»»
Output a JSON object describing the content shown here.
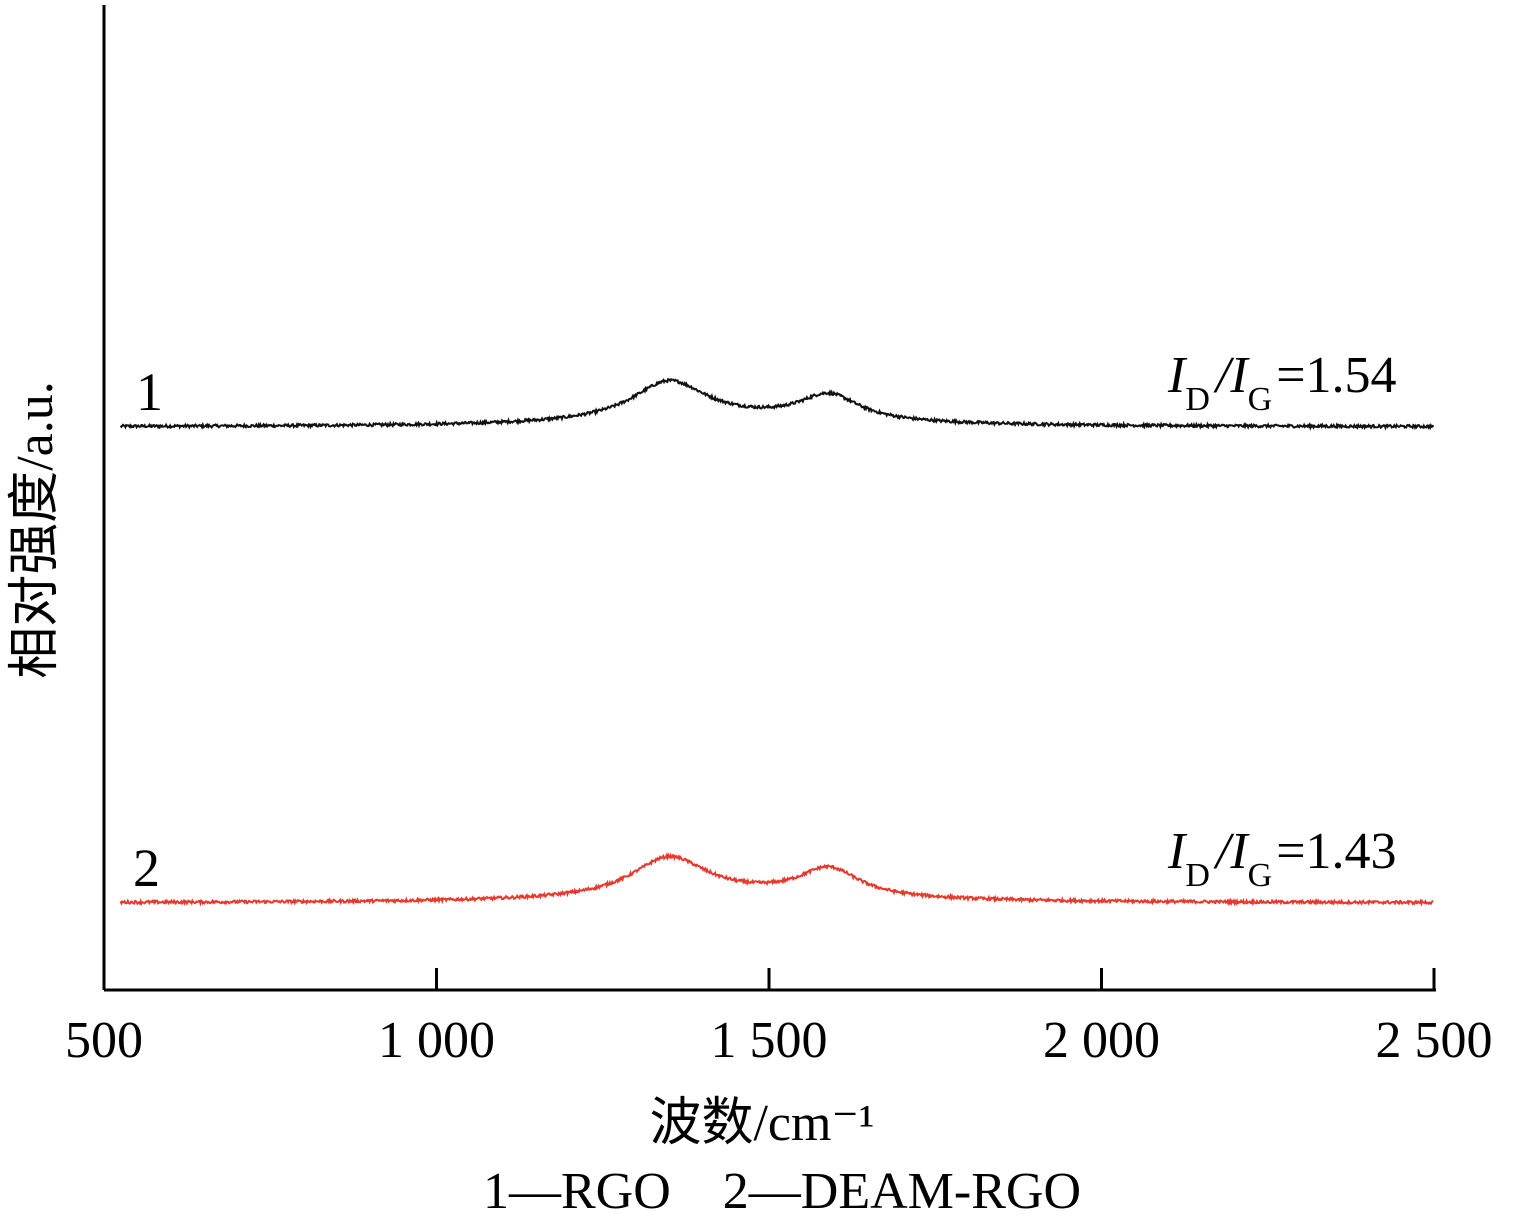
{
  "chart_data": {
    "type": "line",
    "xlabel": "波数/cm⁻¹",
    "ylabel": "相对强度/a.u.",
    "xlim": [
      500,
      2500
    ],
    "xticks": [
      "500",
      "1 000",
      "1 500",
      "2 000",
      "2 500"
    ],
    "xtick_values": [
      500,
      1000,
      1500,
      2000,
      2500
    ],
    "grid": false,
    "peaks": [
      1350,
      1590
    ],
    "series": [
      {
        "label": "1",
        "color": "#111111",
        "baseline": 1.0,
        "d_peak_height": 0.085,
        "g_peak_height": 0.055,
        "ratio_prefix": "I",
        "ratio_sub1": "D",
        "ratio_mid": "/I",
        "ratio_sub2": "G",
        "ratio_value": "=1.54"
      },
      {
        "label": "2",
        "color": "#e8392d",
        "baseline": 0.0,
        "d_peak_height": 0.085,
        "g_peak_height": 0.06,
        "ratio_prefix": "I",
        "ratio_sub1": "D",
        "ratio_mid": "/I",
        "ratio_sub2": "G",
        "ratio_value": "=1.43"
      }
    ],
    "caption": "1—RGO    2—DEAM-RGO"
  }
}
««
◆ **WORK TO BE COMPLETED**: Without the pictures, copy the material exactly as given.

◆ **WORKED SOLUTION**:
Output a JSON object describing the content shown here.
{
  "chart_data": {
    "type": "line",
    "xlabel": "波数/cm⁻¹",
    "ylabel": "相对强度/a.u.",
    "xlim": [
      500,
      2500
    ],
    "xticks": [
      "500",
      "1 000",
      "1 500",
      "2 000",
      "2 500"
    ],
    "xtick_values": [
      500,
      1000,
      1500,
      2000,
      2500
    ],
    "grid": false,
    "peaks": [
      1350,
      1590
    ],
    "series": [
      {
        "label": "1",
        "color": "#111111",
        "baseline": 1.0,
        "d_peak_height": 0.085,
        "g_peak_height": 0.055,
        "ratio_prefix": "I",
        "ratio_sub1": "D",
        "ratio_mid": "/I",
        "ratio_sub2": "G",
        "ratio_value": "=1.54"
      },
      {
        "label": "2",
        "color": "#e8392d",
        "baseline": 0.0,
        "d_peak_height": 0.085,
        "g_peak_height": 0.06,
        "ratio_prefix": "I",
        "ratio_sub1": "D",
        "ratio_mid": "/I",
        "ratio_sub2": "G",
        "ratio_value": "=1.43"
      }
    ],
    "caption": "1—RGO    2—DEAM-RGO"
  }
}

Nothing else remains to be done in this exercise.